## [GIVEN RECORDS]
______________________________
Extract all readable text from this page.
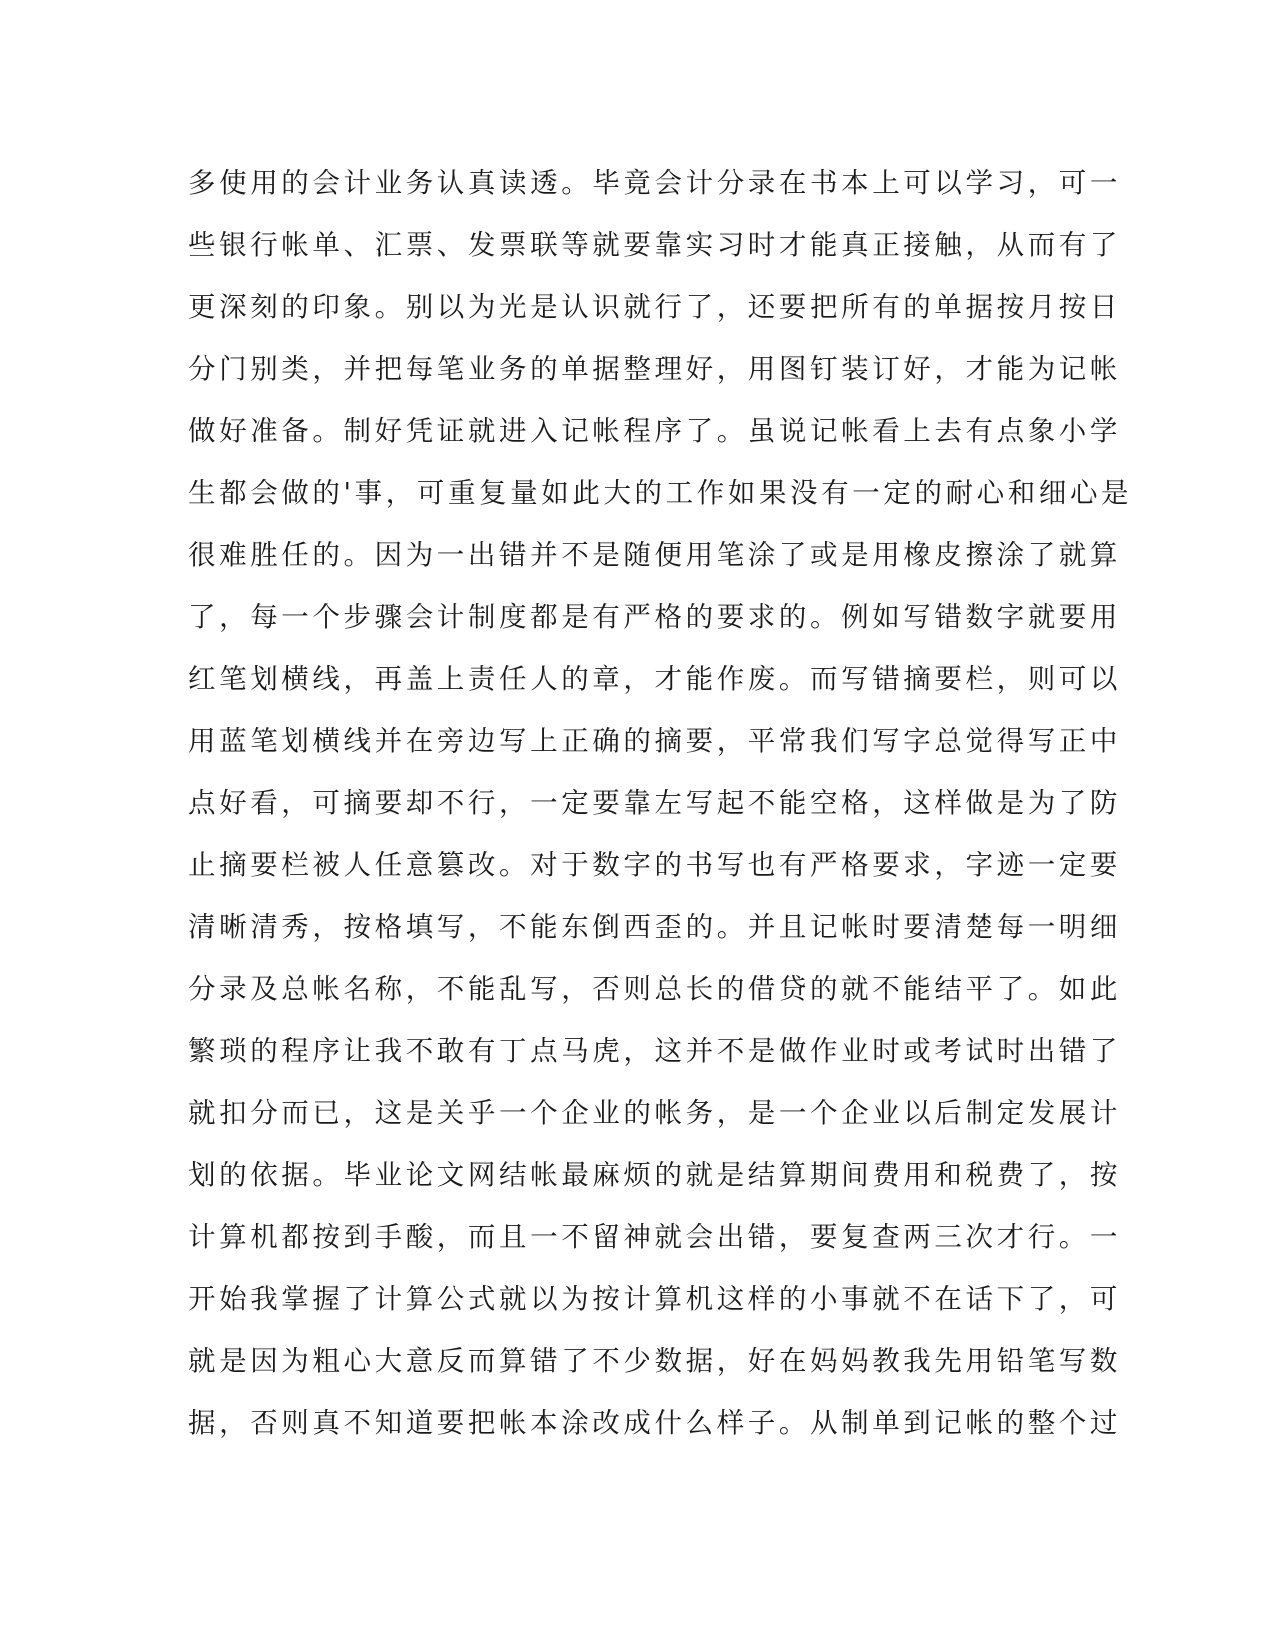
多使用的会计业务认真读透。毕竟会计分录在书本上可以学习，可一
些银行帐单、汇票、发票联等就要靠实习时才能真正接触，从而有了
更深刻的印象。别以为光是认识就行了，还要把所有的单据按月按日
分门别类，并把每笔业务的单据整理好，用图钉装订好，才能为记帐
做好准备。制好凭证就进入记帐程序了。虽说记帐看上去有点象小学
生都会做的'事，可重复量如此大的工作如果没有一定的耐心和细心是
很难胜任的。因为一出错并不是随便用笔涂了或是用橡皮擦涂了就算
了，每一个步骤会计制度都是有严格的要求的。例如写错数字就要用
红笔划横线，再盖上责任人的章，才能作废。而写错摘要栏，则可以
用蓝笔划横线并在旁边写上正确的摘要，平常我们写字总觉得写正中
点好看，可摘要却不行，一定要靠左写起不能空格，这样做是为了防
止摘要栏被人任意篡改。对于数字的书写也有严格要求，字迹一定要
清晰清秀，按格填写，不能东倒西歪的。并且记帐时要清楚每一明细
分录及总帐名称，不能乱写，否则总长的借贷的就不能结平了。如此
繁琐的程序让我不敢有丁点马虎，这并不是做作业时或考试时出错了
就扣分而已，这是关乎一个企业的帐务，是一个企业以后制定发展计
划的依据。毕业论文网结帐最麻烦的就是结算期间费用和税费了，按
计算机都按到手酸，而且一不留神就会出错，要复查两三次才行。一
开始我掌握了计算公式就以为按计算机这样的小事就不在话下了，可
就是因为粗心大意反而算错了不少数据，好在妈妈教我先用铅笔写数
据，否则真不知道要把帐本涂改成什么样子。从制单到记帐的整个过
______________________________
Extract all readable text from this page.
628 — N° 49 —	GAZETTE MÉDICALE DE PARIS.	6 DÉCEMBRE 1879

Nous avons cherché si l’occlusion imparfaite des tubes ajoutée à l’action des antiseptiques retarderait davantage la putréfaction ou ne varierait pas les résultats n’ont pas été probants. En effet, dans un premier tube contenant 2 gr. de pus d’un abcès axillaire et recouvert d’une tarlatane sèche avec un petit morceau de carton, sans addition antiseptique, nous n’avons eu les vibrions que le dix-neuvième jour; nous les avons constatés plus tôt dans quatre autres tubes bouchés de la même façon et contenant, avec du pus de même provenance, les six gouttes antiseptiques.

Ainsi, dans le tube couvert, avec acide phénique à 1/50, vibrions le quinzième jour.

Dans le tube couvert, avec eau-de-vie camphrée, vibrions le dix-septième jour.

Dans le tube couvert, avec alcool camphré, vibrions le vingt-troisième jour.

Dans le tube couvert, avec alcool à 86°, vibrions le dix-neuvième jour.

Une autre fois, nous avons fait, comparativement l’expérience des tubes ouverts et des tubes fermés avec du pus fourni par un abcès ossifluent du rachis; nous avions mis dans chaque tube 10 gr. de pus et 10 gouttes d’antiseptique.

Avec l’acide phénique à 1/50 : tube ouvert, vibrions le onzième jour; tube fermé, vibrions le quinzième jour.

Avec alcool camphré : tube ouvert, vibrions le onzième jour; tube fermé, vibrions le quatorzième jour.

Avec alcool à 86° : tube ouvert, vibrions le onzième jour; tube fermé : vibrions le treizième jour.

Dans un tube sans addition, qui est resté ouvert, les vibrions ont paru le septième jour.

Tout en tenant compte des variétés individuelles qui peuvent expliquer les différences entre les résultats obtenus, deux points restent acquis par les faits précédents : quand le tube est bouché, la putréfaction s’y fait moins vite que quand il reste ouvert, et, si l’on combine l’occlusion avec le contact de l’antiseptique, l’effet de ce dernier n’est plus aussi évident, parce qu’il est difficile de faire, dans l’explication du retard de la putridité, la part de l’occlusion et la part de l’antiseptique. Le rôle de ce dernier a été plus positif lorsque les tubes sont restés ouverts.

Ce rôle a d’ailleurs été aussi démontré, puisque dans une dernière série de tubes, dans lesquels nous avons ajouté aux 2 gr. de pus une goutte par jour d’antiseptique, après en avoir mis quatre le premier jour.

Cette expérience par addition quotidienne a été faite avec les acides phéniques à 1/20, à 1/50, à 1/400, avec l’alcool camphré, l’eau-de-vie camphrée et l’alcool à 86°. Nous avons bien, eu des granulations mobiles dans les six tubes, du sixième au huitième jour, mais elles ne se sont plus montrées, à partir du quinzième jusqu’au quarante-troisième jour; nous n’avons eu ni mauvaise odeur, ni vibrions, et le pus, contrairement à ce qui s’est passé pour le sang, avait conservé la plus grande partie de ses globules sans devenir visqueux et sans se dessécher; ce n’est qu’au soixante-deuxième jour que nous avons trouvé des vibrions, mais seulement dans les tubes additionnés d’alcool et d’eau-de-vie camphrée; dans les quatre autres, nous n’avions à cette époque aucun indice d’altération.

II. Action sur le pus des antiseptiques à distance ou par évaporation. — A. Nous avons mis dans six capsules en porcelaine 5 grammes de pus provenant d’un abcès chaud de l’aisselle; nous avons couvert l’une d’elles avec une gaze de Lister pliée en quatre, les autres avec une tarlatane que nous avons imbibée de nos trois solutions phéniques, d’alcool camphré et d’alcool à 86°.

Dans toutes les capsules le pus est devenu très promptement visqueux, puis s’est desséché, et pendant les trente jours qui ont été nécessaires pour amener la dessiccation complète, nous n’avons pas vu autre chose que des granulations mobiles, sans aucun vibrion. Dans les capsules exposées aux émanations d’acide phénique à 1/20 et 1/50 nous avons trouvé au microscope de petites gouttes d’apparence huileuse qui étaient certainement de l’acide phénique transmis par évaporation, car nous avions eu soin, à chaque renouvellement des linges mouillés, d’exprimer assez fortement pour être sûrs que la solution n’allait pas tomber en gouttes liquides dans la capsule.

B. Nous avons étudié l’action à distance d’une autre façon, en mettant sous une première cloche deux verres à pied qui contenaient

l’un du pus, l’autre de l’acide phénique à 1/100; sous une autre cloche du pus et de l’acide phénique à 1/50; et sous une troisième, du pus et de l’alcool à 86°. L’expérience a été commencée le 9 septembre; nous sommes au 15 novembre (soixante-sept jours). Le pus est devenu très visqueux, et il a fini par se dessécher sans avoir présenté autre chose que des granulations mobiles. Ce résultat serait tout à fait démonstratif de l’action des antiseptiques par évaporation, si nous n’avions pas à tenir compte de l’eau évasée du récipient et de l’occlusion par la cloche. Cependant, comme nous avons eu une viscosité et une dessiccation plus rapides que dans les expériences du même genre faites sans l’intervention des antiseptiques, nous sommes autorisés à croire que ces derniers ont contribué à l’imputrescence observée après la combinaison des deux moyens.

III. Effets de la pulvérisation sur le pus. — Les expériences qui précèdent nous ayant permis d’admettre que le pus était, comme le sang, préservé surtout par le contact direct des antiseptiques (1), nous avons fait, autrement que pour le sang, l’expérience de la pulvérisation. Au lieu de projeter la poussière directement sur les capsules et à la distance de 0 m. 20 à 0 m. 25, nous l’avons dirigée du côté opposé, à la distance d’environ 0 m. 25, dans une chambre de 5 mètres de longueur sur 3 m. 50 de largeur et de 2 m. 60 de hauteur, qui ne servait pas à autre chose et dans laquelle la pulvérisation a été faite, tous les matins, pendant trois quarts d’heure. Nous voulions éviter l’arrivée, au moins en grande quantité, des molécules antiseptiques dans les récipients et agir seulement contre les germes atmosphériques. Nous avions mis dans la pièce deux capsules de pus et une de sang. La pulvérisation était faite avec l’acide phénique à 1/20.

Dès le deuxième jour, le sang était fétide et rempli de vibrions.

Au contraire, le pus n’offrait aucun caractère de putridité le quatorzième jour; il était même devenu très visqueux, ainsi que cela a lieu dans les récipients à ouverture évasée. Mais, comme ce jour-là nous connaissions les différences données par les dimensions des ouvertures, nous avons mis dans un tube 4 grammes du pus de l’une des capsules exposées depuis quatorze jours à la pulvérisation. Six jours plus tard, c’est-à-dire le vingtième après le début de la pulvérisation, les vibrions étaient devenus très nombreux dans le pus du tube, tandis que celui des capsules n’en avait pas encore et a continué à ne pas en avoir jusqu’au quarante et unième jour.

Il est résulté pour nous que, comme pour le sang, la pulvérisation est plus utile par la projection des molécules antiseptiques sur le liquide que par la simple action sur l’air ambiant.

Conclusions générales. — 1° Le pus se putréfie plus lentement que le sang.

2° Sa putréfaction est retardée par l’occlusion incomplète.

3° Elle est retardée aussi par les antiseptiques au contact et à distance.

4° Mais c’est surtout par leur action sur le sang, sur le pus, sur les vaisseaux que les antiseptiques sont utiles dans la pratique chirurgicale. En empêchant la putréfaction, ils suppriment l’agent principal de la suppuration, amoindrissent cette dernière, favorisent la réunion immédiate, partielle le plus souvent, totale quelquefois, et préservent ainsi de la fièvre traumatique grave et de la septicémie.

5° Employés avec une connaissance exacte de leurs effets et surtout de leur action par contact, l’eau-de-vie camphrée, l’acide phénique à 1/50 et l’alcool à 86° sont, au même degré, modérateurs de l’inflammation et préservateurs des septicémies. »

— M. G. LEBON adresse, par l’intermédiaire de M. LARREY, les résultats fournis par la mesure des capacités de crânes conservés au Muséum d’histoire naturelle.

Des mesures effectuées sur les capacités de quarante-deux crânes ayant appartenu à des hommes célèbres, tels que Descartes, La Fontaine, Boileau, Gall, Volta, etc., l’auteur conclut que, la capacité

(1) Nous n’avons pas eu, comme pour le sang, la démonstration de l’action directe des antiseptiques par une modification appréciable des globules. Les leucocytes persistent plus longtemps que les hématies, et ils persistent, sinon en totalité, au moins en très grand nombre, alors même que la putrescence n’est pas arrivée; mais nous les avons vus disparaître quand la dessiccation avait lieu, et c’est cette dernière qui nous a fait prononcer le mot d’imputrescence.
______________________________
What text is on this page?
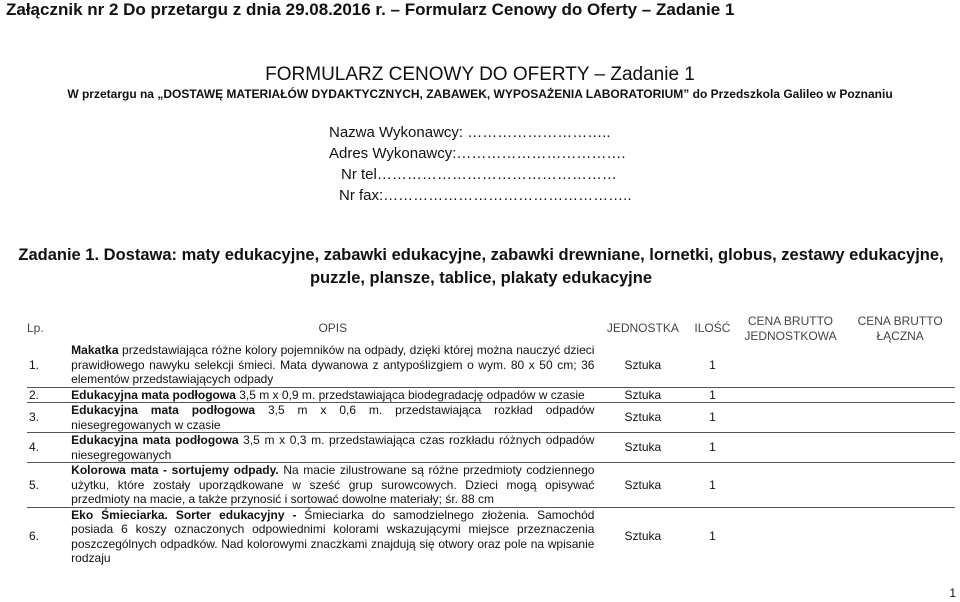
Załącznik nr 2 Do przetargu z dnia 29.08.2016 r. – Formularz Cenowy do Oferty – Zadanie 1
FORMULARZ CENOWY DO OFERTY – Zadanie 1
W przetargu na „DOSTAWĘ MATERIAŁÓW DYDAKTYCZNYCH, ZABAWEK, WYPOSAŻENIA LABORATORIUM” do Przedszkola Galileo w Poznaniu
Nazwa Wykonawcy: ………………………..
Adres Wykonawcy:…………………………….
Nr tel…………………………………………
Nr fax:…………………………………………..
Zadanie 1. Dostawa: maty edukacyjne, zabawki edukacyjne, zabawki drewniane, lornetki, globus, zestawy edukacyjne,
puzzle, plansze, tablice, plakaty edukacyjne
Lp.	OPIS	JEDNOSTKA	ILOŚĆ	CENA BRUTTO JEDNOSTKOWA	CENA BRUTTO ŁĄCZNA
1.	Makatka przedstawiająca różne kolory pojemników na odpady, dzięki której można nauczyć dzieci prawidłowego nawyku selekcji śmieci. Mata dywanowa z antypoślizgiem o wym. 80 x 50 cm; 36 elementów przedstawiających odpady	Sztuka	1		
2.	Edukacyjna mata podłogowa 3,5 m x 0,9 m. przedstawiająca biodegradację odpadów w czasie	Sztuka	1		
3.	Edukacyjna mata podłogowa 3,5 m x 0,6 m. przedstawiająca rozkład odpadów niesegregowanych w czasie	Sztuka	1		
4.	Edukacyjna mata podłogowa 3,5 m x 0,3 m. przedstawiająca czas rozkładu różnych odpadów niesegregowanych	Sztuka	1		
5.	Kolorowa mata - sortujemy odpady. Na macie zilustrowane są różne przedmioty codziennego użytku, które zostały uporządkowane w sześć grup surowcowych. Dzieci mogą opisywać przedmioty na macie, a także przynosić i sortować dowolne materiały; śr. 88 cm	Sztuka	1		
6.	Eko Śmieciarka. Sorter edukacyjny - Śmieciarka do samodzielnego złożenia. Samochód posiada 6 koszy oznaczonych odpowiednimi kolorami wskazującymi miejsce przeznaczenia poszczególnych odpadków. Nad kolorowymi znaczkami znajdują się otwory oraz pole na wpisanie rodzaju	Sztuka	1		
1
______________________________
## [WHAT TO DO]
Copy every line from the entries that contains the word "przetargu".

## [ANSWER TO THE EXERCISE]
Załącznik nr 2 Do przetargu z dnia 29.08.2016 r. – Formularz Cenowy do Oferty – Zadanie 1
W przetargu na „DOSTAWĘ MATERIAŁÓW DYDAKTYCZNYCH, ZABAWEK, WYPOSAŻENIA LABORATORIUM” do Przedszkola Galileo w Poznaniu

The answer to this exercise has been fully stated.